* _TASK BRIEF_: Restate, word for word, all of the material shown below.

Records

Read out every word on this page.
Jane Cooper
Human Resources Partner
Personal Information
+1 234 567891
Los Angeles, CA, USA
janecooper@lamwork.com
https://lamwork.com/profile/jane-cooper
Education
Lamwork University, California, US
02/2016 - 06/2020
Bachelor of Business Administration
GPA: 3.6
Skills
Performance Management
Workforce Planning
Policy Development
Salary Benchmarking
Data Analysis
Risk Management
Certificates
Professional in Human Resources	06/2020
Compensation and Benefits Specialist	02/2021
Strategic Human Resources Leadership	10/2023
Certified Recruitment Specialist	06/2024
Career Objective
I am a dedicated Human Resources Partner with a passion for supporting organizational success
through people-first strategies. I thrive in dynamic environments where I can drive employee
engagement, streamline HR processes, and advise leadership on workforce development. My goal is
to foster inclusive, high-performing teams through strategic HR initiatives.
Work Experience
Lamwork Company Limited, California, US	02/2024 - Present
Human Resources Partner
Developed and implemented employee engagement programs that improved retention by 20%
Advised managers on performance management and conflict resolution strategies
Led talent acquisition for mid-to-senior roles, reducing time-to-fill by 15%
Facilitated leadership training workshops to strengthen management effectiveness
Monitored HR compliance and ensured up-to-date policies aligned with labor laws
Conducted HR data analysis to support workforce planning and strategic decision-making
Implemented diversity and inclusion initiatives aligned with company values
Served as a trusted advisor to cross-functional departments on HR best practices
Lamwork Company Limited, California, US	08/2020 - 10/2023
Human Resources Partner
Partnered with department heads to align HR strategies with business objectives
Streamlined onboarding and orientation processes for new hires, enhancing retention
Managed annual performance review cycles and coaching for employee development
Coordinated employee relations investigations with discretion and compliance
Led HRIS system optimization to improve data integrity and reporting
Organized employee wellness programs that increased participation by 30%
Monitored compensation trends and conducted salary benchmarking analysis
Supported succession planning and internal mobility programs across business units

* _PROBLEM SOLUTION_:
Read out every word on this page.
Jane Cooper
Human Resources Partner
Personal Information
+1 234 567891
Los Angeles, CA, USA
janecooper@lamwork.com
https://lamwork.com/profile/jane-cooper
Education
Lamwork University, California, US
02/2016 - 06/2020
Bachelor of Business Administration
GPA: 3.6
Skills
Performance Management
Workforce Planning
Policy Development
Salary Benchmarking
Data Analysis
Risk Management
Certificates
Professional in Human Resources	06/2020
Compensation and Benefits Specialist	02/2021
Strategic Human Resources Leadership	10/2023
Certified Recruitment Specialist	06/2024
Career Objective
I am a dedicated Human Resources Partner with a passion for supporting organizational success
through people-first strategies. I thrive in dynamic environments where I can drive employee
engagement, streamline HR processes, and advise leadership on workforce development. My goal is
to foster inclusive, high-performing teams through strategic HR initiatives.
Work Experience
Lamwork Company Limited, California, US	02/2024 - Present
Human Resources Partner
Developed and implemented employee engagement programs that improved retention by 20%
Advised managers on performance management and conflict resolution strategies
Led talent acquisition for mid-to-senior roles, reducing time-to-fill by 15%
Facilitated leadership training workshops to strengthen management effectiveness
Monitored HR compliance and ensured up-to-date policies aligned with labor laws
Conducted HR data analysis to support workforce planning and strategic decision-making
Implemented diversity and inclusion initiatives aligned with company values
Served as a trusted advisor to cross-functional departments on HR best practices
Lamwork Company Limited, California, US	08/2020 - 10/2023
Human Resources Partner
Partnered with department heads to align HR strategies with business objectives
Streamlined onboarding and orientation processes for new hires, enhancing retention
Managed annual performance review cycles and coaching for employee development
Coordinated employee relations investigations with discretion and compliance
Led HRIS system optimization to improve data integrity and reporting
Organized employee wellness programs that increased participation by 30%
Monitored compensation trends and conducted salary benchmarking analysis
Supported succession planning and internal mobility programs across business units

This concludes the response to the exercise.